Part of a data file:
------------------------

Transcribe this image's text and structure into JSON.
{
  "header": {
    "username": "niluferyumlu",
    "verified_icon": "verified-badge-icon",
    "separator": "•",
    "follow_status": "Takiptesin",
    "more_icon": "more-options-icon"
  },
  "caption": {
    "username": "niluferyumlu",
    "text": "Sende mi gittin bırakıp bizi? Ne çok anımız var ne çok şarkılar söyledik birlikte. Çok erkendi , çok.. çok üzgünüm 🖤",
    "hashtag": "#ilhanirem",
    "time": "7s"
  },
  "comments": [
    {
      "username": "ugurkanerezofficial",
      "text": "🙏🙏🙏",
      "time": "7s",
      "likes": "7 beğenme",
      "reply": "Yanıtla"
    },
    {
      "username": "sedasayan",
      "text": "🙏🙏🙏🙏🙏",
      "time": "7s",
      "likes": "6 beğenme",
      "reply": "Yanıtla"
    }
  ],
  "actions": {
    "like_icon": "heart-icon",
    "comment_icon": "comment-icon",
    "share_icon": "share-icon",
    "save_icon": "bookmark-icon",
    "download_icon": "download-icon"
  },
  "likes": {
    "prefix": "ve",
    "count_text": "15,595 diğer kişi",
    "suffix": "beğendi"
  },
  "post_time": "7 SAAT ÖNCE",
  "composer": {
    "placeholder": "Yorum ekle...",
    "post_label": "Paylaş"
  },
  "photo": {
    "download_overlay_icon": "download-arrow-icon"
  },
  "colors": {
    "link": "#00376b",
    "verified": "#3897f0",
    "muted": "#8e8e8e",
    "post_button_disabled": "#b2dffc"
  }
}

------------------------

Output all of the material exactly as written.

■ **Exercise output**
Transcribe this image's text and structure into JSON.
{
  "header": {
    "username": "niluferyumlu",
    "verified_icon": "verified-badge-icon",
    "separator": "•",
    "follow_status": "Takiptesin",
    "more_icon": "more-options-icon"
  },
  "caption": {
    "username": "niluferyumlu",
    "text": "Sende mi gittin bırakıp bizi? Ne çok anımız var ne çok şarkılar söyledik birlikte. Çok erkendi , çok.. çok üzgünüm 🖤",
    "hashtag": "#ilhanirem",
    "time": "7s"
  },
  "comments": [
    {
      "username": "ugurkanerezofficial",
      "text": "🙏🙏🙏",
      "time": "7s",
      "likes": "7 beğenme",
      "reply": "Yanıtla"
    },
    {
      "username": "sedasayan",
      "text": "🙏🙏🙏🙏🙏",
      "time": "7s",
      "likes": "6 beğenme",
      "reply": "Yanıtla"
    }
  ],
  "actions": {
    "like_icon": "heart-icon",
    "comment_icon": "comment-icon",
    "share_icon": "share-icon",
    "save_icon": "bookmark-icon",
    "download_icon": "download-icon"
  },
  "likes": {
    "prefix": "ve",
    "count_text": "15,595 diğer kişi",
    "suffix": "beğendi"
  },
  "post_time": "7 SAAT ÖNCE",
  "composer": {
    "placeholder": "Yorum ekle...",
    "post_label": "Paylaş"
  },
  "photo": {
    "download_overlay_icon": "download-arrow-icon"
  },
  "colors": {
    "link": "#00376b",
    "verified": "#3897f0",
    "muted": "#8e8e8e",
    "post_button_disabled": "#b2dffc"
  }
}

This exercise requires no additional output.